> Stated task
Lay out every line of the material below as a JSON list of strings, one string per line, with blank lines skipped. Leave the picture out.

> Provided entries
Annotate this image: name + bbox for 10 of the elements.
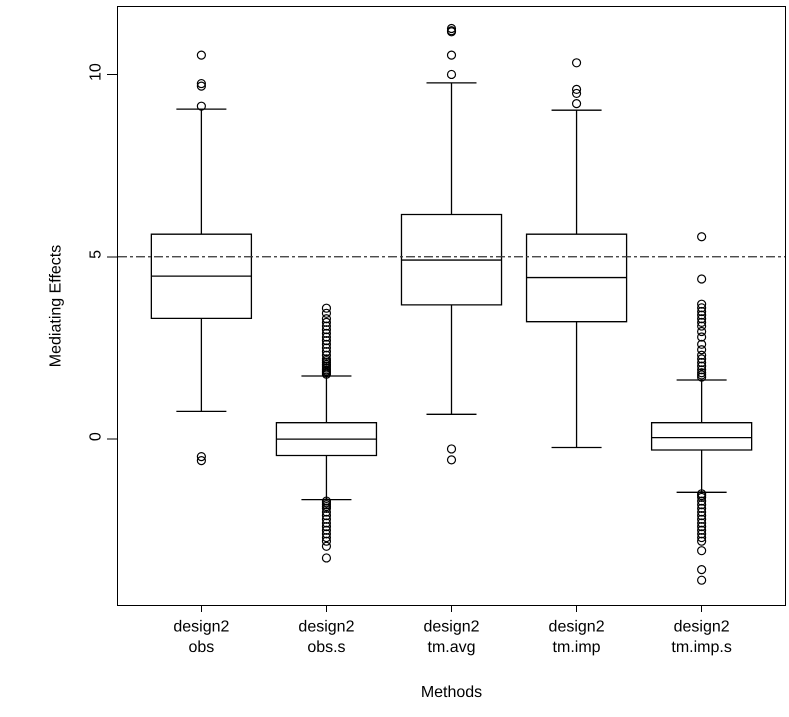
x-tick-label: design2 tm.imp.s: [671, 618, 732, 656]
x-tick-label: design2 tm.avg: [423, 618, 480, 656]
x-tick-label: design2 obs.s: [298, 618, 355, 656]
y-tick-label: 0: [87, 432, 104, 442]
x-tick-label: design2 obs: [173, 618, 230, 656]
y-tick-label: 5: [87, 250, 104, 259]
x-tick-label: design2 tm.imp: [548, 618, 605, 656]
x-axis-title: Methods: [420, 684, 482, 701]
y-tick-label: 10: [87, 63, 104, 81]
y-axis-title: Mediating Effects: [47, 244, 64, 368]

> Exercise solution
[
  "Annotate this image: name + bbox for 10 of the elements.",
  "x-tick-label: design2 tm.imp.s: [671, 618, 732, 656]",
  "x-tick-label: design2 tm.avg: [423, 618, 480, 656]",
  "x-tick-label: design2 obs.s: [298, 618, 355, 656]",
  "y-tick-label: 0: [87, 432, 104, 442]",
  "x-tick-label: design2 obs: [173, 618, 230, 656]",
  "y-tick-label: 5: [87, 250, 104, 259]",
  "x-tick-label: design2 tm.imp: [548, 618, 605, 656]",
  "x-axis-title: Methods: [420, 684, 482, 701]",
  "y-tick-label: 10: [87, 63, 104, 81]",
  "y-axis-title: Mediating Effects: [47, 244, 64, 368]"
]